*Instruction:* Transcribe all of the records word for word, but omit the pictures.
○ ○ ○
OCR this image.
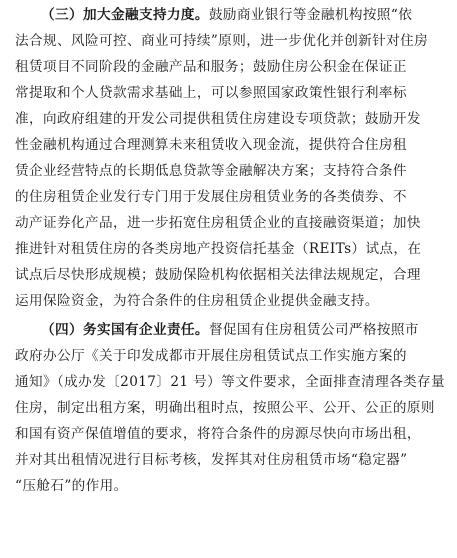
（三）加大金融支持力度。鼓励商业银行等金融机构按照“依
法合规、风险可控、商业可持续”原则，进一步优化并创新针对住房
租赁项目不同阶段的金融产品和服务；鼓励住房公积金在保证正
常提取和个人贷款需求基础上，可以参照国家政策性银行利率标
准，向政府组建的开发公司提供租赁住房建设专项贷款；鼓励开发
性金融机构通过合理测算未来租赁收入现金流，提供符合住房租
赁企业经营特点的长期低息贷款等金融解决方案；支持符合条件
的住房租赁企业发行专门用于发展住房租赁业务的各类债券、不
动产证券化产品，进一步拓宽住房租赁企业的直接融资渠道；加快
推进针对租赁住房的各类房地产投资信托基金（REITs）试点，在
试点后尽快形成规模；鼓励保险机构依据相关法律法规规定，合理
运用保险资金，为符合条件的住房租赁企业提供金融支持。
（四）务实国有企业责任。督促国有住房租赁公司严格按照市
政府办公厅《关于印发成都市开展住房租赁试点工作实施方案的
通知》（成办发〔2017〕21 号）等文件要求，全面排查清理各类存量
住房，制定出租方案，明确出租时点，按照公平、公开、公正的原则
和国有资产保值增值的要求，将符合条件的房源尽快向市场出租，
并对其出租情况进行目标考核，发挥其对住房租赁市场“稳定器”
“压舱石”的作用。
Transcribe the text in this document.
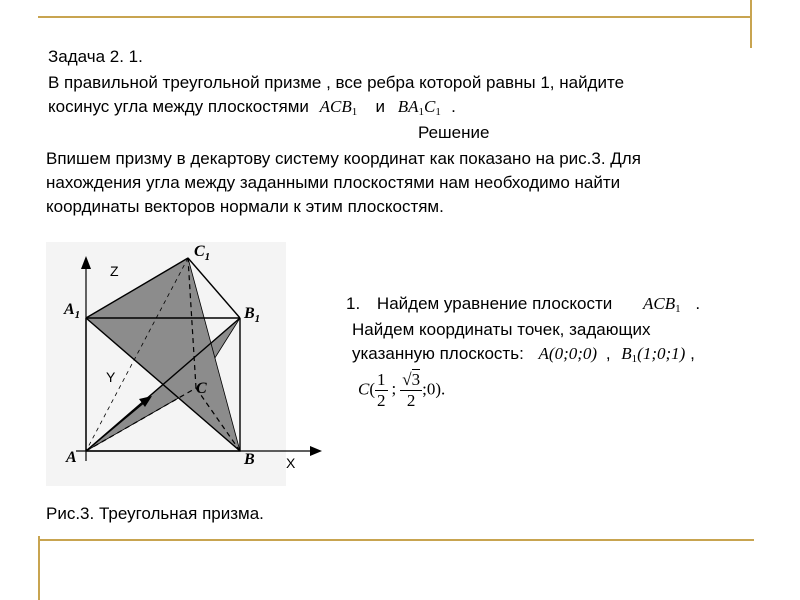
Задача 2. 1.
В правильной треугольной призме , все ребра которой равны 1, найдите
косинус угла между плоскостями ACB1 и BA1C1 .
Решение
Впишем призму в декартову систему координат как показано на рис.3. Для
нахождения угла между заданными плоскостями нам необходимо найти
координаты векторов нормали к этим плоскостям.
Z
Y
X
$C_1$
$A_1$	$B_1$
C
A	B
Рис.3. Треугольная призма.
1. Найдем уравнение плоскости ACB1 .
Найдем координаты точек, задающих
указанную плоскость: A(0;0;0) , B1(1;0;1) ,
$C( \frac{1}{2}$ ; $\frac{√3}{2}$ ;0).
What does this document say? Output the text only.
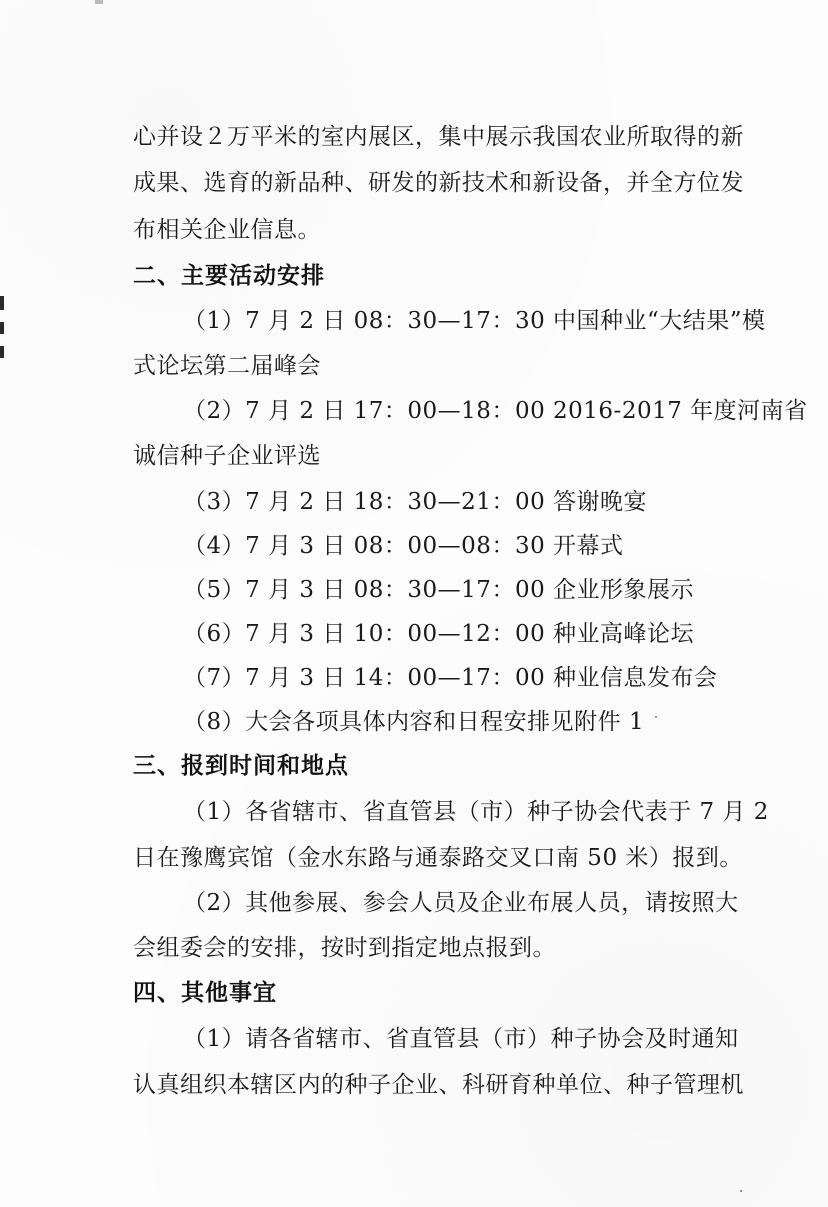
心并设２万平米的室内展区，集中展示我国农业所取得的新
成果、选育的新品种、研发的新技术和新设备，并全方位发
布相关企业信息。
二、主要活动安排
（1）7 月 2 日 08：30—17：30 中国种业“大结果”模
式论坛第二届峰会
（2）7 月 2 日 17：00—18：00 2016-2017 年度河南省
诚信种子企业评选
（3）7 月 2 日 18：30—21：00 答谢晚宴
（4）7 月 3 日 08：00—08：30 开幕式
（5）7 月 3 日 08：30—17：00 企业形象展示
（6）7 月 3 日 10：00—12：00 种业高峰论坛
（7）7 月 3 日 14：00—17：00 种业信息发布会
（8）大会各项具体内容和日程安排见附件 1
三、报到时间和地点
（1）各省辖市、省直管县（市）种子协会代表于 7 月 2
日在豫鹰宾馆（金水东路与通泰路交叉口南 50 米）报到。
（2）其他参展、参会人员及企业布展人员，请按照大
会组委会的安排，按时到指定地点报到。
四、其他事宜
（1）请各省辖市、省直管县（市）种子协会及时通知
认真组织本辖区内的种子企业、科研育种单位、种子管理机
○ ○ ○
*Right answer:*
OCR this image.
（三）加大金融支持力度。鼓励商业银行等金融机构按照“依
法合规、风险可控、商业可持续”原则，进一步优化并创新针对住房
租赁项目不同阶段的金融产品和服务；鼓励住房公积金在保证正
常提取和个人贷款需求基础上，可以参照国家政策性银行利率标
准，向政府组建的开发公司提供租赁住房建设专项贷款；鼓励开发
性金融机构通过合理测算未来租赁收入现金流，提供符合住房租
赁企业经营特点的长期低息贷款等金融解决方案；支持符合条件
的住房租赁企业发行专门用于发展住房租赁业务的各类债券、不
动产证券化产品，进一步拓宽住房租赁企业的直接融资渠道；加快
推进针对租赁住房的各类房地产投资信托基金（REITs）试点，在
试点后尽快形成规模；鼓励保险机构依据相关法律法规规定，合理
运用保险资金，为符合条件的住房租赁企业提供金融支持。
（四）务实国有企业责任。督促国有住房租赁公司严格按照市
政府办公厅《关于印发成都市开展住房租赁试点工作实施方案的
通知》（成办发〔2017〕21 号）等文件要求，全面排查清理各类存量
住房，制定出租方案，明确出租时点，按照公平、公开、公正的原则
和国有资产保值增值的要求，将符合条件的房源尽快向市场出租，
并对其出租情况进行目标考核，发挥其对住房租赁市场“稳定器”
“压舱石”的作用。
Transcribe the text in this document.
Задача 2. 1.
В правильной треугольной призме , все ребра которой равны 1, найдите
косинус угла между плоскостями ACB1 и BA1C1 .
Решение
Впишем призму в декартову систему координат как показано на рис.3. Для
нахождения угла между заданными плоскостями нам необходимо найти
координаты векторов нормали к этим плоскостям.
Z
Y
X
$C_1$
$A_1$	$B_1$
C
A	B
Рис.3. Треугольная призма.
1. Найдем уравнение плоскости ACB1 .
Найдем координаты точек, задающих
указанную плоскость: A(0;0;0) , B1(1;0;1) ,
$C( \frac{1}{2}$ ; $\frac{√3}{2}$ ;0).
What does this document say? Output the text only.
心并设２万平米的室内展区，集中展示我国农业所取得的新
成果、选育的新品种、研发的新技术和新设备，并全方位发
布相关企业信息。
二、主要活动安排
（1）7 月 2 日 08：30—17：30 中国种业“大结果”模
式论坛第二届峰会
（2）7 月 2 日 17：00—18：00 2016-2017 年度河南省
诚信种子企业评选
（3）7 月 2 日 18：30—21：00 答谢晚宴
（4）7 月 3 日 08：00—08：30 开幕式
（5）7 月 3 日 08：30—17：00 企业形象展示
（6）7 月 3 日 10：00—12：00 种业高峰论坛
（7）7 月 3 日 14：00—17：00 种业信息发布会
（8）大会各项具体内容和日程安排见附件 1
三、报到时间和地点
（1）各省辖市、省直管县（市）种子协会代表于 7 月 2
日在豫鹰宾馆（金水东路与通泰路交叉口南 50 米）报到。
（2）其他参展、参会人员及企业布展人员，请按照大
会组委会的安排，按时到指定地点报到。
四、其他事宜
（1）请各省辖市、省直管县（市）种子协会及时通知
认真组织本辖区内的种子企业、科研育种单位、种子管理机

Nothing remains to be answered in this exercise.